- _PASSAGE FOR REVIEW_
Using Records about Slavery in the Southern Historical Collection: A Tutorial

This post follows up on the status of the project, Untangling the Roots: Surfacing the Lived Experience of Enslaved People in the Archives. Lydia Neuroth is a graduate student in the School of Information and Library Science and a 2018-2020 Carolina Academic Library Associate (CALA) for the Southern Historical Collection and Archival Technical Services.  

In the last year of my position in the Southern Historical Collection, we built an online tutorial with three major components: the Southern Historical Collection’s origin story, links to some of the more popular items and collections about slavery, and a step by step research methodology for beginners.   

In January 2019wrote about a new project in the SHC designed to investigate barriers to accessing our records about slavery. Back in early 2019, we had just begun to define our audiencenovice researchers, principally undergraduate students, but also community members seeking documents to research their family history. We spent our first year conducting an environmental scan to better understand how other institutions provided access through digital databases and research portals. This exercise was useful, but ultimately, it was our meetings with research librarians and archivists here at Wilson Library that helped us to see that we needed a different type of tool, one that built confidence in users to effectively utilize these collections for their research 

screenshot of shc intro page of tutorial
The second page of our tutorial explains how the SHC was created to preserve the legacy of white elite families of the American South. This legacy continues to impact researching people of color.
graphic representing research process
Our five-step research process follows an intuitive “high to low” formula demonstrating how the nature of research becomes more granular as one moves through the archival process.

 When we completed the tutorial in the Summer of 2019, we made plans to solicit feedback from one of the tutorial’s target audiences, undergraduate students. We built a 12-question survey using Qualtrics and during the last two weeks of October, we visited five different undergraduate classes that were listed as a part of UNC’s new learning initiative Reckoning: Race, Memory and Reimagining the Public University We thought these students would have a particular interest in our tutorial because learning about legacies of racism were embedded in their curriculum. In total, we probably spoke in front of about 175 students. As incentive, we offered $40 Amazon gift cards to a random selection of students who completed our survey and agreed to a follow up in person interview.   

Survey results in the form of colored bar graph
Our survey results revealed that students found many of the tutorial pages useful, in particular, the info page about the history of the SHC, and the pages that listed suggested collections for research.

Results from both the survey and the interview indicated a consistent level of confusion about the nature of primary sources and how UNC Libraries, Wilson Special Collections Library, and the Southern Historical Collection come together to make them accessible.  This was not surprising to us – several members of the R&IS team have shared that students struggle to make sense of primary sources. This speaks to larger issues about how our databases, collection guides, buildings, and general messaging can inhibit access in our Libraries. I hope we will continue to innovate in this area.

- _DATASET EXTRACT_
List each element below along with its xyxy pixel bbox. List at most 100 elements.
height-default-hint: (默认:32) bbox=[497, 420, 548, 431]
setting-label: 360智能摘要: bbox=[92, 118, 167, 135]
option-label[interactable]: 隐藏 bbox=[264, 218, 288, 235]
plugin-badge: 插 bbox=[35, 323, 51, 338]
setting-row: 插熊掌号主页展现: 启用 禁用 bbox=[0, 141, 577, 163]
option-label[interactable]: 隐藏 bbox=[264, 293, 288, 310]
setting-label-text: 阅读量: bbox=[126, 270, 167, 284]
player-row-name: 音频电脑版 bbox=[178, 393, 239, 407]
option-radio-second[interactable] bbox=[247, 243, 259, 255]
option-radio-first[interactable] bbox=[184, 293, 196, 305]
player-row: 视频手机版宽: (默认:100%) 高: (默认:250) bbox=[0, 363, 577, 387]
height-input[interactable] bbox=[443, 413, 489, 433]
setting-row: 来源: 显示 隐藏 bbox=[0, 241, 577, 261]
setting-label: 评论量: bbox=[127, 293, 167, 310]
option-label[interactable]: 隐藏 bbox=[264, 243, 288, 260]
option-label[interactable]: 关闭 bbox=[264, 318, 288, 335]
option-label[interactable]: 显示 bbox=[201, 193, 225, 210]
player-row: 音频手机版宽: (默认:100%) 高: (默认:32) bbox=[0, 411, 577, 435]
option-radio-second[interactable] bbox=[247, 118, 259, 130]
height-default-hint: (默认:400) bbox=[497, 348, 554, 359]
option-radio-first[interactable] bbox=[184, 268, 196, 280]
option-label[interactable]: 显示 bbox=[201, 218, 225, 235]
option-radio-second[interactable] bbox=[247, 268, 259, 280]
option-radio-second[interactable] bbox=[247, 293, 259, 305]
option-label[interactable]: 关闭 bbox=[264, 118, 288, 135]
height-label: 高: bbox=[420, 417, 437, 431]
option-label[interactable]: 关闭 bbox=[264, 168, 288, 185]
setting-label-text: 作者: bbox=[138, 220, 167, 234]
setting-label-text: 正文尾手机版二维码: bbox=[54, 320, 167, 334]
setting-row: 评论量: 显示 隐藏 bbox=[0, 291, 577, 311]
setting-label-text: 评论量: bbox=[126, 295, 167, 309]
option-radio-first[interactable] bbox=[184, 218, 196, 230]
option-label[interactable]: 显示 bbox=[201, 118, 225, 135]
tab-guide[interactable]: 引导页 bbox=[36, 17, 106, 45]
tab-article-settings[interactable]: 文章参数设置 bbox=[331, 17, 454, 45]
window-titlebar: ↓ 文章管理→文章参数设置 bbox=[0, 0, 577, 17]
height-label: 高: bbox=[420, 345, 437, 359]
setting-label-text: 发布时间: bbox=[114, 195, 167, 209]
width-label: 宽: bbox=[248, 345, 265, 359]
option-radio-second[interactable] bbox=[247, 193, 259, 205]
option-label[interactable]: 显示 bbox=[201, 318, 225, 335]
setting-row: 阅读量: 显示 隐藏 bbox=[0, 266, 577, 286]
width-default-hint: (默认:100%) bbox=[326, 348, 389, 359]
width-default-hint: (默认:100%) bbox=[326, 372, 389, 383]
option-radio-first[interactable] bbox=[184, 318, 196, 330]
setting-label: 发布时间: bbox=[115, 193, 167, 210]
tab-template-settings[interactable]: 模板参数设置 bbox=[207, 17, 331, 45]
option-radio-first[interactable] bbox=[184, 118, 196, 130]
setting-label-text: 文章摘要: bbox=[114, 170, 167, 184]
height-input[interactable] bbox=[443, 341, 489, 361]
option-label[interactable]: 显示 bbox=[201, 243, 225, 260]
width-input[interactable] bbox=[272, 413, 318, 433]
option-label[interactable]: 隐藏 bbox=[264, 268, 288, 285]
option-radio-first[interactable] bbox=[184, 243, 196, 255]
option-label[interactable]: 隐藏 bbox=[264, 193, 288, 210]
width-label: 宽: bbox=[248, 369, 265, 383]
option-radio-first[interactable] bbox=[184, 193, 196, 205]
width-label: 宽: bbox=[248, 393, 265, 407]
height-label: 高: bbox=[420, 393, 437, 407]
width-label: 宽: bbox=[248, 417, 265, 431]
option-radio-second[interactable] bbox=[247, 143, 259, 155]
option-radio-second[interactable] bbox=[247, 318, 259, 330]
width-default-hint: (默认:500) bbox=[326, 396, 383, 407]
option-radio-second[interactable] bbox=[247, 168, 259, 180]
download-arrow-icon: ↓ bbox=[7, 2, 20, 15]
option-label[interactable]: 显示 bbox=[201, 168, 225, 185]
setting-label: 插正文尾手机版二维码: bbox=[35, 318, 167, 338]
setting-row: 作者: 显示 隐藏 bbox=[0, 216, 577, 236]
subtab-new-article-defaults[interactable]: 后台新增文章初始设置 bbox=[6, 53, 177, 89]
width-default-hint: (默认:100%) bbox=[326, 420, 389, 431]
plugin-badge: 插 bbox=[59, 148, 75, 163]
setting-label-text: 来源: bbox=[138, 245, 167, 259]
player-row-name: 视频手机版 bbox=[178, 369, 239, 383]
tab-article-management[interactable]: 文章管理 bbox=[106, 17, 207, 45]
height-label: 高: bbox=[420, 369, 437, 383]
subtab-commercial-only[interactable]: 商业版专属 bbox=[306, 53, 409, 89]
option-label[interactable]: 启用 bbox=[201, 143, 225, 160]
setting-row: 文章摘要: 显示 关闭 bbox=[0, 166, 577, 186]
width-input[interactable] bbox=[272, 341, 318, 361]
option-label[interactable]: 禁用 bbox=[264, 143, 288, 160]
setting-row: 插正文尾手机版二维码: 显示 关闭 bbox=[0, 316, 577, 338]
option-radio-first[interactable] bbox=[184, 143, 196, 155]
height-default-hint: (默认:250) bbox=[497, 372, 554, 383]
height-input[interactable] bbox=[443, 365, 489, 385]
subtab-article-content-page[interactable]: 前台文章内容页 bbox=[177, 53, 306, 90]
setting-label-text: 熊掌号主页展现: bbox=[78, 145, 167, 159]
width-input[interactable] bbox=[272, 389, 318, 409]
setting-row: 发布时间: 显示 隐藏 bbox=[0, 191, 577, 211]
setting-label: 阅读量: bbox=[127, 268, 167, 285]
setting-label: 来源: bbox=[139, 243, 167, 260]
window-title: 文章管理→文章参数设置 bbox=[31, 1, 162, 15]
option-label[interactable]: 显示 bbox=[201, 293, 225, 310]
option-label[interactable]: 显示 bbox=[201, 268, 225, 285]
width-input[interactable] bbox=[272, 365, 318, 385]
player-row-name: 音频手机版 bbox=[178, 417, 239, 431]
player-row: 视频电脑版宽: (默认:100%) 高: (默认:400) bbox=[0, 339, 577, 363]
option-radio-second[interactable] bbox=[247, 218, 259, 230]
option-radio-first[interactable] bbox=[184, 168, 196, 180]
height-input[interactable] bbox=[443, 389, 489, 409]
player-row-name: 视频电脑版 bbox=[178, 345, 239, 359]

- _PROMPT_
In the post above about the slavery records tutorial, how many questions did the survey for undergraduate students have, and what tool was used to build it?

- _RESPONSE BELOW_
The survey had 12 questions and was built using Qualtrics.